**PROBLEM STATEMENT**
Restate each of the lines below word for word and drop every picture.

Collection entries
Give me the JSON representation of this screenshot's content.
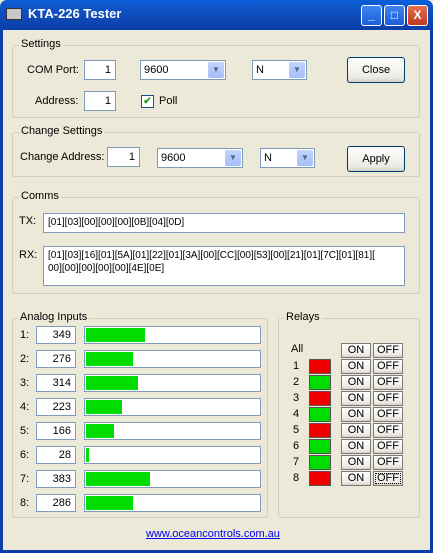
{
  "window": {
    "title": "KTA-226 Tester",
    "buttons": [
      "_",
      "□",
      "X"
    ]
  },
  "settings": {
    "label": "Settings",
    "com_port_label": "COM Port:",
    "com_port": "1",
    "baud": "9600",
    "parity": "N",
    "close_label": "Close",
    "address_label": "Address:",
    "address": "1",
    "poll_label": "Poll",
    "poll_checked": true
  },
  "change_settings": {
    "label": "Change Settings",
    "change_address_label": "Change Address:",
    "address": "1",
    "baud": "9600",
    "parity": "N",
    "apply_label": "Apply"
  },
  "comms": {
    "label": "Comms",
    "tx_label": "TX:",
    "tx": "[01][03][00][00][00][0B][04][0D]",
    "rx_label": "RX:",
    "rx_line1": "[01][03][16][01][5A][01][22][01][3A][00][CC][00][53][00][21][01][7C][01][81][",
    "rx_line2": "00][00][00][00][00][4E][0E]"
  },
  "analog": {
    "label": "Analog Inputs",
    "max": 1023,
    "inputs": [
      {
        "label": "1:",
        "value": "349",
        "fill": 0.34
      },
      {
        "label": "2:",
        "value": "276",
        "fill": 0.27
      },
      {
        "label": "3:",
        "value": "314",
        "fill": 0.3
      },
      {
        "label": "4:",
        "value": "223",
        "fill": 0.21
      },
      {
        "label": "5:",
        "value": "166",
        "fill": 0.16
      },
      {
        "label": "6:",
        "value": "28",
        "fill": 0.02
      },
      {
        "label": "7:",
        "value": "383",
        "fill": 0.37
      },
      {
        "label": "8:",
        "value": "286",
        "fill": 0.27
      }
    ]
  },
  "relays": {
    "label": "Relays",
    "all_label": "All",
    "on_label": "ON",
    "off_label": "OFF",
    "rows": [
      {
        "label": "1",
        "color": "#ee0000"
      },
      {
        "label": "2",
        "color": "#00dd00"
      },
      {
        "label": "3",
        "color": "#ee0000"
      },
      {
        "label": "4",
        "color": "#00dd00"
      },
      {
        "label": "5",
        "color": "#ee0000"
      },
      {
        "label": "6",
        "color": "#00dd00"
      },
      {
        "label": "7",
        "color": "#00dd00"
      },
      {
        "label": "8",
        "color": "#ee0000"
      }
    ]
  },
  "footer": {
    "link": "www.oceancontrols.com.au"
  }
}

**OUTPUT OF THE TASK**
Give me the JSON representation of this screenshot's content.
{
  "window": {
    "title": "KTA-226 Tester",
    "buttons": [
      "_",
      "□",
      "X"
    ]
  },
  "settings": {
    "label": "Settings",
    "com_port_label": "COM Port:",
    "com_port": "1",
    "baud": "9600",
    "parity": "N",
    "close_label": "Close",
    "address_label": "Address:",
    "address": "1",
    "poll_label": "Poll",
    "poll_checked": true
  },
  "change_settings": {
    "label": "Change Settings",
    "change_address_label": "Change Address:",
    "address": "1",
    "baud": "9600",
    "parity": "N",
    "apply_label": "Apply"
  },
  "comms": {
    "label": "Comms",
    "tx_label": "TX:",
    "tx": "[01][03][00][00][00][0B][04][0D]",
    "rx_label": "RX:",
    "rx_line1": "[01][03][16][01][5A][01][22][01][3A][00][CC][00][53][00][21][01][7C][01][81][",
    "rx_line2": "00][00][00][00][00][4E][0E]"
  },
  "analog": {
    "label": "Analog Inputs",
    "max": 1023,
    "inputs": [
      {
        "label": "1:",
        "value": "349",
        "fill": 0.34
      },
      {
        "label": "2:",
        "value": "276",
        "fill": 0.27
      },
      {
        "label": "3:",
        "value": "314",
        "fill": 0.3
      },
      {
        "label": "4:",
        "value": "223",
        "fill": 0.21
      },
      {
        "label": "5:",
        "value": "166",
        "fill": 0.16
      },
      {
        "label": "6:",
        "value": "28",
        "fill": 0.02
      },
      {
        "label": "7:",
        "value": "383",
        "fill": 0.37
      },
      {
        "label": "8:",
        "value": "286",
        "fill": 0.27
      }
    ]
  },
  "relays": {
    "label": "Relays",
    "all_label": "All",
    "on_label": "ON",
    "off_label": "OFF",
    "rows": [
      {
        "label": "1",
        "color": "#ee0000"
      },
      {
        "label": "2",
        "color": "#00dd00"
      },
      {
        "label": "3",
        "color": "#ee0000"
      },
      {
        "label": "4",
        "color": "#00dd00"
      },
      {
        "label": "5",
        "color": "#ee0000"
      },
      {
        "label": "6",
        "color": "#00dd00"
      },
      {
        "label": "7",
        "color": "#00dd00"
      },
      {
        "label": "8",
        "color": "#ee0000"
      }
    ]
  },
  "footer": {
    "link": "www.oceancontrols.com.au"
  }
}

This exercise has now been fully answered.